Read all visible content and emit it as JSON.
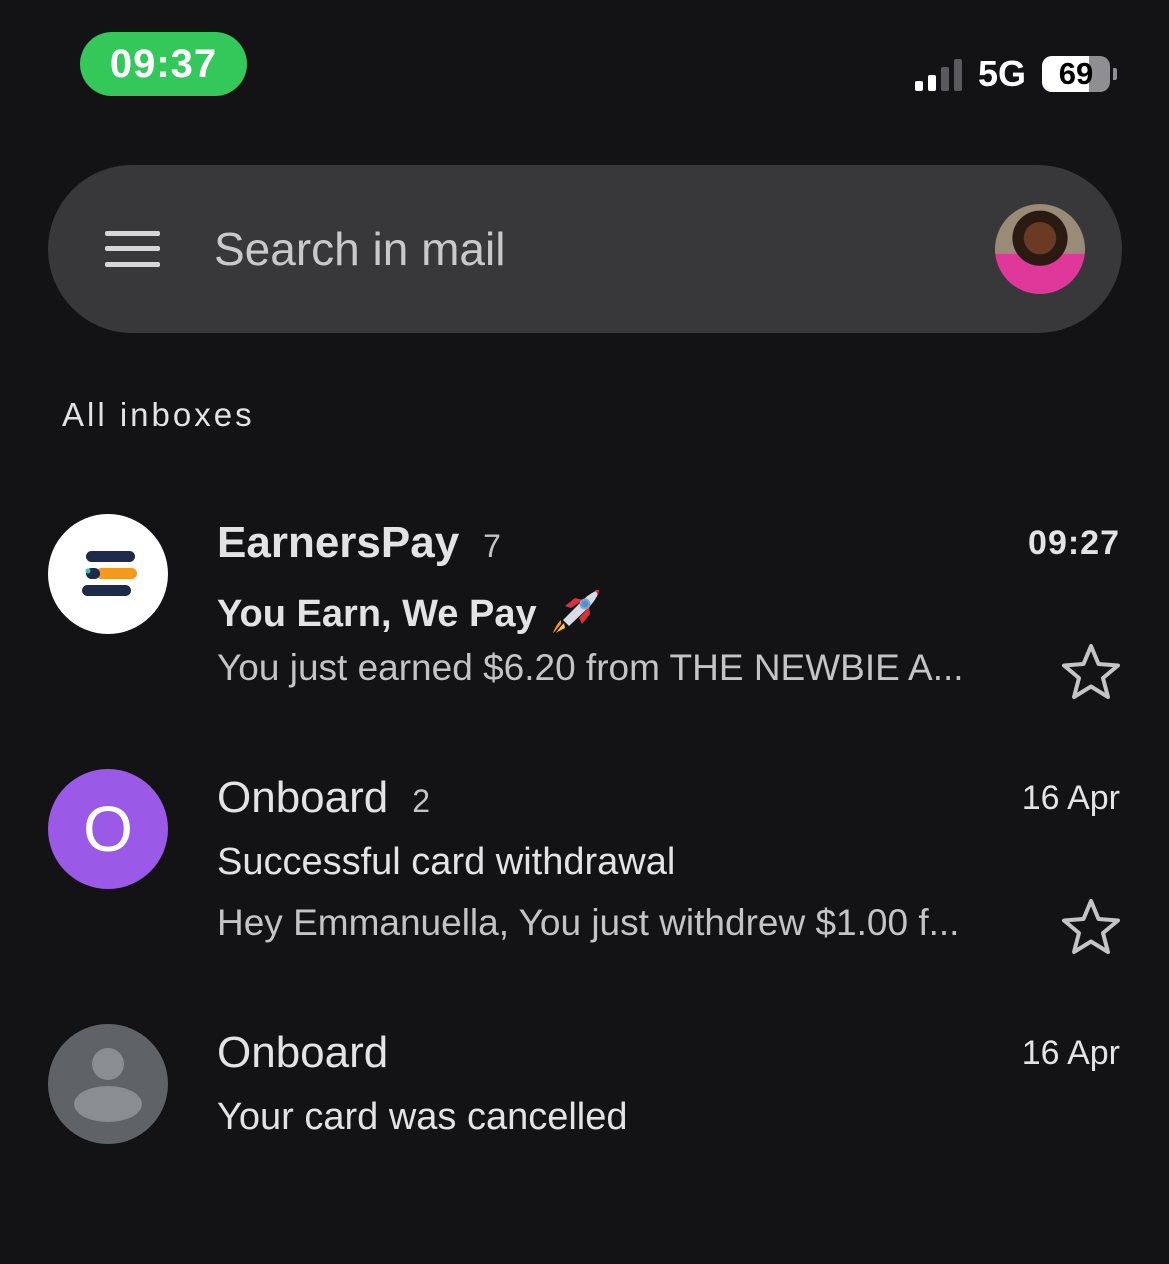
{
  "status_bar": {
    "time": "09:37",
    "network": "5G",
    "battery": "69",
    "battery_fraction": 0.69,
    "signal_bars_active": 2,
    "signal_bars_total": 4
  },
  "search": {
    "placeholder": "Search in mail",
    "menu_icon": "hamburger-menu-icon",
    "avatar_icon": "profile-avatar"
  },
  "section_label": "All inboxes",
  "emails": [
    {
      "sender": "EarnersPay",
      "count": "7",
      "date": "09:27",
      "subject": "You Earn, We Pay",
      "subject_emoji": "rocket-emoji",
      "snippet": "You just earned $6.20 from THE NEWBIE A...",
      "unread": true,
      "avatar_icon": "earnerspay-logo",
      "star_icon": "star-outline-icon"
    },
    {
      "sender": "Onboard",
      "count": "2",
      "date": "16 Apr",
      "subject": "Successful card withdrawal",
      "snippet": "Hey Emmanuella, You just withdrew $1.00 f...",
      "unread": false,
      "avatar_letter": "O",
      "avatar_color": "#9b59e8",
      "star_icon": "star-outline-icon"
    },
    {
      "sender": "Onboard",
      "date": "16 Apr",
      "subject": "Your card was cancelled",
      "unread": false,
      "avatar_icon": "default-person-icon",
      "avatar_color": "#5f6368"
    }
  ],
  "colors": {
    "background": "#131316",
    "search_bar": "#38383b",
    "time_pill": "#34c759"
  }
}
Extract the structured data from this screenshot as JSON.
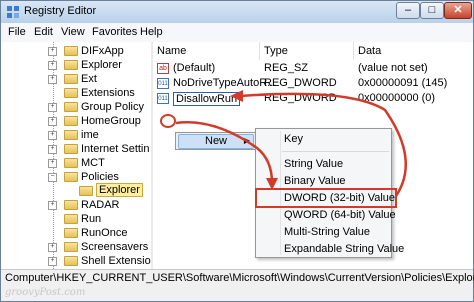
{
  "window": {
    "title": "Registry Editor"
  },
  "menubar": [
    "File",
    "Edit",
    "View",
    "Favorites",
    "Help"
  ],
  "tree": {
    "items": [
      {
        "label": "DIFxApp",
        "expander": "+"
      },
      {
        "label": "Explorer",
        "expander": "+"
      },
      {
        "label": "Ext",
        "expander": "+"
      },
      {
        "label": "Extensions",
        "expander": ""
      },
      {
        "label": "Group Policy",
        "expander": "+"
      },
      {
        "label": "HomeGroup",
        "expander": "+"
      },
      {
        "label": "ime",
        "expander": "+"
      },
      {
        "label": "Internet Settin",
        "expander": "+"
      },
      {
        "label": "MCT",
        "expander": "+"
      },
      {
        "label": "Policies",
        "expander": "−"
      },
      {
        "label": "Explorer",
        "expander": "",
        "selected": true
      },
      {
        "label": "RADAR",
        "expander": "+"
      },
      {
        "label": "Run",
        "expander": ""
      },
      {
        "label": "RunOnce",
        "expander": ""
      },
      {
        "label": "Screensavers",
        "expander": "+"
      },
      {
        "label": "Shell Extensio",
        "expander": "+"
      }
    ]
  },
  "list": {
    "headers": {
      "name": "Name",
      "type": "Type",
      "data": "Data"
    },
    "rows": [
      {
        "icon": "ab",
        "name": "(Default)",
        "type": "REG_SZ",
        "data": "(value not set)"
      },
      {
        "icon": "bin",
        "name": "NoDriveTypeAutoR...",
        "type": "REG_DWORD",
        "data": "0x00000091 (145)"
      },
      {
        "icon": "bin",
        "name": "DisallowRun",
        "type": "REG_DWORD",
        "data": "0x00000000 (0)",
        "editing": true
      }
    ]
  },
  "context_menu": {
    "new_label": "New"
  },
  "submenu": {
    "key": "Key",
    "items": [
      "String Value",
      "Binary Value",
      "DWORD (32-bit) Value",
      "QWORD (64-bit) Value",
      "Multi-String Value",
      "Expandable String Value"
    ]
  },
  "statusbar": {
    "path": "Computer\\HKEY_CURRENT_USER\\Software\\Microsoft\\Windows\\CurrentVersion\\Policies\\Explorer"
  },
  "watermark": "groovyPost.com",
  "colors": {
    "annotation_red": "#d23a2a",
    "selection_blue": "#cde1f6"
  },
  "icons": {
    "app": "registry-icon",
    "folder": "folder-icon",
    "string_value": "ab-icon",
    "dword_value": "binary-icon"
  }
}
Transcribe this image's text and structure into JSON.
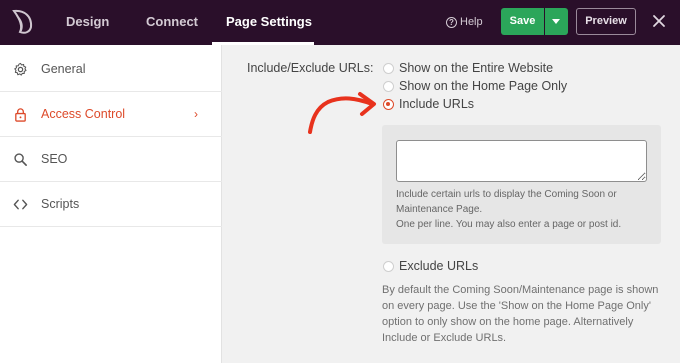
{
  "header": {
    "tabs": [
      {
        "label": "Design"
      },
      {
        "label": "Connect"
      },
      {
        "label": "Page Settings"
      }
    ],
    "help_label": "Help",
    "help_glyph": "?",
    "save_label": "Save",
    "preview_label": "Preview",
    "colors": {
      "bar": "#2a0f2a",
      "save": "#2ba65a"
    }
  },
  "sidebar": {
    "items": [
      {
        "label": "General",
        "icon": "gear-icon"
      },
      {
        "label": "Access Control",
        "icon": "lock-icon",
        "active": true
      },
      {
        "label": "SEO",
        "icon": "search-icon"
      },
      {
        "label": "Scripts",
        "icon": "code-icon"
      }
    ],
    "active_color": "#dd4a2a"
  },
  "main": {
    "field_label": "Include/Exclude URLs:",
    "options": [
      {
        "label": "Show on the Entire Website",
        "checked": false
      },
      {
        "label": "Show on the Home Page Only",
        "checked": false
      },
      {
        "label": "Include URLs",
        "checked": true
      },
      {
        "label": "Exclude URLs",
        "checked": false
      }
    ],
    "include_box": {
      "textarea_value": "",
      "help_line1": "Include certain urls to display the Coming Soon or Maintenance Page.",
      "help_line2": "One per line. You may also enter a page or post id."
    },
    "exclude_description": "By default the Coming Soon/Maintenance page is shown on every page. Use the 'Show on the Home Page Only' option to only show on the home page. Alternatively Include or Exclude URLs."
  }
}
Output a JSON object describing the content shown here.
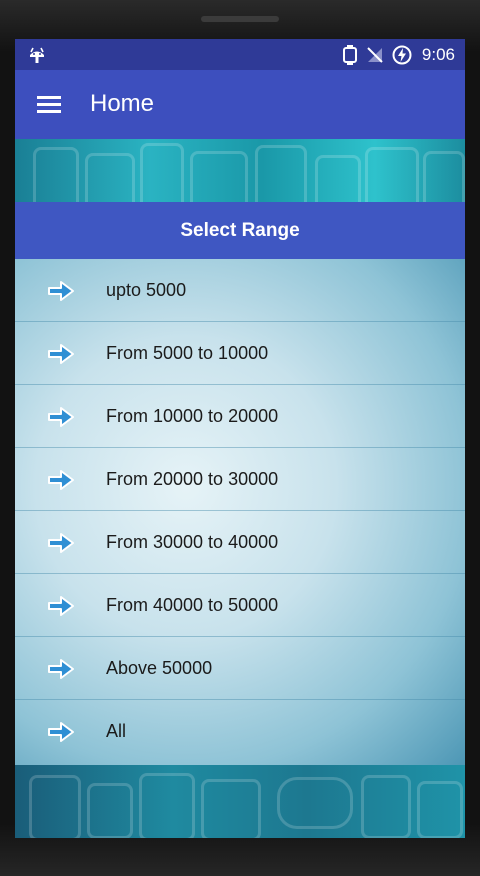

Directions:
Using the material above, report each line where "snippet" occurs.

Full answer:
      "snippet": "You just earned $6.20 from THE NEWBIE A...",
      "snippet": "Hey Emmanuella, You just withdrew $1.00 f...",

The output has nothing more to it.